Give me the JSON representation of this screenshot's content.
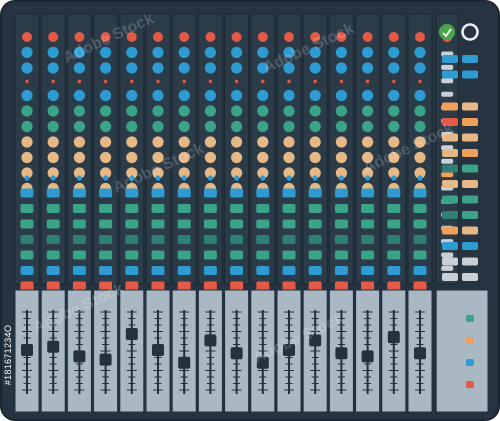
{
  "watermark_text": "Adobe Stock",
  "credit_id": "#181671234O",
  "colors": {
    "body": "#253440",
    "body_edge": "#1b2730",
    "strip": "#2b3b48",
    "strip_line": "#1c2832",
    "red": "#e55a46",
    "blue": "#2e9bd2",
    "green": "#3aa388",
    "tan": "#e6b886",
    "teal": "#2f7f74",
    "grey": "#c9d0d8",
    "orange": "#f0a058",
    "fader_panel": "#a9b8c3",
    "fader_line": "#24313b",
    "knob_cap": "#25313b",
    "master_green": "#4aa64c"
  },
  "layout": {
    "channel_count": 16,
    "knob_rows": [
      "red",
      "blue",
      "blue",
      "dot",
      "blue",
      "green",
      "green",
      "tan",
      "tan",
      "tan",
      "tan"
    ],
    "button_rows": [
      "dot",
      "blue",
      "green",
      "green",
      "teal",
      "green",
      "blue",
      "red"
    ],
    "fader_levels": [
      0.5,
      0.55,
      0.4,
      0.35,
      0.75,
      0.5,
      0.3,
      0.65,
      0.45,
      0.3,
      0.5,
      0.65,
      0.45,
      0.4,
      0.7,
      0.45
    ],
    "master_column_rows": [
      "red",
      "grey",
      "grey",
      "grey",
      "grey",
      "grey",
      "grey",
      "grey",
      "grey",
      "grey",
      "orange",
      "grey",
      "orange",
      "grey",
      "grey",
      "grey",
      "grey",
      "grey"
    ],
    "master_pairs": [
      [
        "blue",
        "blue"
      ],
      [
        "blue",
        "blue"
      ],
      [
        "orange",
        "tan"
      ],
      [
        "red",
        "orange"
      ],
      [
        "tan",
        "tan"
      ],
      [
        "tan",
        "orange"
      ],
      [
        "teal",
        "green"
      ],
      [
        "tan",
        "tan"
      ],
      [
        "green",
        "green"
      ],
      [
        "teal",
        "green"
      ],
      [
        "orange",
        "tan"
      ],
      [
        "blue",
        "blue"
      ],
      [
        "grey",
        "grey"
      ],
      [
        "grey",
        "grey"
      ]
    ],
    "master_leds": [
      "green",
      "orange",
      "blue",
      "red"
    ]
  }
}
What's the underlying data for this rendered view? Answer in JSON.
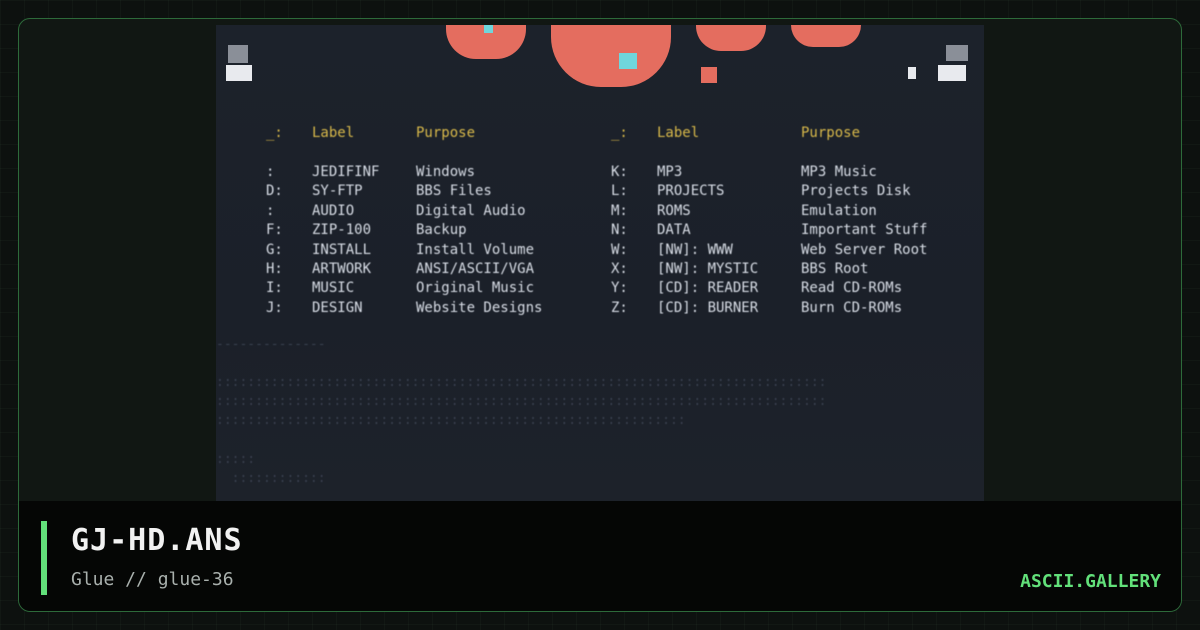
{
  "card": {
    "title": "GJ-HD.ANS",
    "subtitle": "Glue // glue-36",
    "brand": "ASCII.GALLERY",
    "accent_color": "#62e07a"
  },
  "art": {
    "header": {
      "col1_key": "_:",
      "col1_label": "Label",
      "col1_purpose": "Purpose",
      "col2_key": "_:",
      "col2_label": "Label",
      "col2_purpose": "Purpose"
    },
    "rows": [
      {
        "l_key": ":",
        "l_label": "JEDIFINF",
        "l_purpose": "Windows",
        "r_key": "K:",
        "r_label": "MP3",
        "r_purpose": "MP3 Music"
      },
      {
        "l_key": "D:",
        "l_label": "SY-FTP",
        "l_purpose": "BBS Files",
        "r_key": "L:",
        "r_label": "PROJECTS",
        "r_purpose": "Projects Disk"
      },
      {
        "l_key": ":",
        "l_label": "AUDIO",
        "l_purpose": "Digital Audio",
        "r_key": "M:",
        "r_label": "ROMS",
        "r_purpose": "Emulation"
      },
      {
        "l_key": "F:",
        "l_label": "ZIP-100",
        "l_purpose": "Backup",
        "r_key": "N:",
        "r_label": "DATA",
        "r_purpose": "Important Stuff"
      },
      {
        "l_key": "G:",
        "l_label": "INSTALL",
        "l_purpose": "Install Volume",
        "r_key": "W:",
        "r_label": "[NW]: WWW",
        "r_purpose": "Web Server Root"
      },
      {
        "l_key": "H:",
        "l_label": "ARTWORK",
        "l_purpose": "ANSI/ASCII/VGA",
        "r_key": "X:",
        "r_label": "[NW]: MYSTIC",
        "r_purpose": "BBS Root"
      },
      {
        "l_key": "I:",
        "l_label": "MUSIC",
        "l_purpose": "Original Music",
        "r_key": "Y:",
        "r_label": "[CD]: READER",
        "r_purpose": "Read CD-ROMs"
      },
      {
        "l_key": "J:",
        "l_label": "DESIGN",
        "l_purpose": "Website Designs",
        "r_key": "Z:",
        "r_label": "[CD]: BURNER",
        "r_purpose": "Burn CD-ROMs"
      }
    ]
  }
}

* * *

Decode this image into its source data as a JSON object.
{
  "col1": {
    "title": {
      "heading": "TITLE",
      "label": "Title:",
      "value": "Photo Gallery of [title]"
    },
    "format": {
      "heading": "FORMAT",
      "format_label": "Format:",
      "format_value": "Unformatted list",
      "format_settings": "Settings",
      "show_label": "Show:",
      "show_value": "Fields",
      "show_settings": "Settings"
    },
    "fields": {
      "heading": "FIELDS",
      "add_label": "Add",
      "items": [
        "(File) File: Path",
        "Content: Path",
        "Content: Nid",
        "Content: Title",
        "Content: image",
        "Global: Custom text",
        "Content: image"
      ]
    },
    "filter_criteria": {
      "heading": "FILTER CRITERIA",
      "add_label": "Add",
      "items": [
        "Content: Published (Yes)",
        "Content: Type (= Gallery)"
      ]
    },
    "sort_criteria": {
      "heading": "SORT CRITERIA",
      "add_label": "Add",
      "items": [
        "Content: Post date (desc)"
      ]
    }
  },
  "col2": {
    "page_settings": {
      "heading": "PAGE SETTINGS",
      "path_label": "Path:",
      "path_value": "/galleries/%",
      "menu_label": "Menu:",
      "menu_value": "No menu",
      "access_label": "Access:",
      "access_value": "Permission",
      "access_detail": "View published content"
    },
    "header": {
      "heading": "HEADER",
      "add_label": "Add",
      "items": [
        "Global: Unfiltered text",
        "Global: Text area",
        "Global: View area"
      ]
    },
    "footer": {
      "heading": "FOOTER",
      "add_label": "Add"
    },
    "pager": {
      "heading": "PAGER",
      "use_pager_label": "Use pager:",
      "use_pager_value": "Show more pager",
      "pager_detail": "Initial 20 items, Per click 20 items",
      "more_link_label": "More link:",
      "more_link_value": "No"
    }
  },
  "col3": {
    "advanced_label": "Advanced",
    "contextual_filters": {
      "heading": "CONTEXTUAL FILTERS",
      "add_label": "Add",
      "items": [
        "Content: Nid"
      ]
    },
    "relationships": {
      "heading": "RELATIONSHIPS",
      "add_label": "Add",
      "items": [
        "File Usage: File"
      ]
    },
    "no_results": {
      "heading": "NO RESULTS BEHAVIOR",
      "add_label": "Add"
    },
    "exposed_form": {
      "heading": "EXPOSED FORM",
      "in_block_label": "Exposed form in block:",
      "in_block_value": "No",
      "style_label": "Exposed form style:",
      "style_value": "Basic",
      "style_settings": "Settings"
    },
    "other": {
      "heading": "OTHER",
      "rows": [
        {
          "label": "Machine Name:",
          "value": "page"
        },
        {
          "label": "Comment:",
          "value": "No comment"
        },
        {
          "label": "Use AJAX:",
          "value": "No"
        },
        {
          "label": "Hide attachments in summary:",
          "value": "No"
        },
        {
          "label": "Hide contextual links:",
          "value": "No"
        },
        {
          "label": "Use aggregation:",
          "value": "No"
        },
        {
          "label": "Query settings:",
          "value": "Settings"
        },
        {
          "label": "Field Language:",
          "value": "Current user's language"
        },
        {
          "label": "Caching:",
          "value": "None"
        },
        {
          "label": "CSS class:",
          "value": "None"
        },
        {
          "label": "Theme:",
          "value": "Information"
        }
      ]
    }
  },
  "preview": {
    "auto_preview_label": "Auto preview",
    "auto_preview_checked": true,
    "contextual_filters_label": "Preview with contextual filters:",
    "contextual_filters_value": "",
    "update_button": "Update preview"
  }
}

* * *

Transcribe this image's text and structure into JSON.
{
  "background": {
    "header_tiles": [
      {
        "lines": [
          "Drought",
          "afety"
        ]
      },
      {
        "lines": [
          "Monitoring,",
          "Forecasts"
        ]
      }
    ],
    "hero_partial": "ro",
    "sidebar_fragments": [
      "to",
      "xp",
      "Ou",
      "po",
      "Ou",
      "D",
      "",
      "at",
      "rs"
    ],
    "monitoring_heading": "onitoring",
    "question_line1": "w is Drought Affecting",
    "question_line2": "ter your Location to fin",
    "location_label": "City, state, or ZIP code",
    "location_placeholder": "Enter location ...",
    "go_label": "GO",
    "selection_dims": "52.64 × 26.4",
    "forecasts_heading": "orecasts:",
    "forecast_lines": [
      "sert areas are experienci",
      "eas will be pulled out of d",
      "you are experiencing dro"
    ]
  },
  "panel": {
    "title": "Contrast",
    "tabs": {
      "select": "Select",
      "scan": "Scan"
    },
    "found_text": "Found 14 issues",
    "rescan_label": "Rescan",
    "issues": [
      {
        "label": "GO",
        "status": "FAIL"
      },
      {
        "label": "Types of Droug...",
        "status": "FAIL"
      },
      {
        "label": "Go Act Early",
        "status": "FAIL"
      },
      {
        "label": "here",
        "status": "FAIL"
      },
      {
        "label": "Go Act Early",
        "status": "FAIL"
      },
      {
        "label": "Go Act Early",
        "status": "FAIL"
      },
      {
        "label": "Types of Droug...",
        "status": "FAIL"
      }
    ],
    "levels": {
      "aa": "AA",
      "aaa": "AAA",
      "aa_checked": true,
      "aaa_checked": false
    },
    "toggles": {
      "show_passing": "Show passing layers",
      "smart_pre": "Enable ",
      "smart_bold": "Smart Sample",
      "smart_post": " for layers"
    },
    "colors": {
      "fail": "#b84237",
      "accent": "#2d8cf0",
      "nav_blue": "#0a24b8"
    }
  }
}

• **Job**
In the records above, find each line that holds the word "JSON"; copy all such lines.

• **The result**
Give me the JSON representation of this screenshot's content.
What's the underlying data for this rendered view? Answer in JSON.
Decode this image into its source data as a JSON object.
Transcribe this image's text and structure into JSON.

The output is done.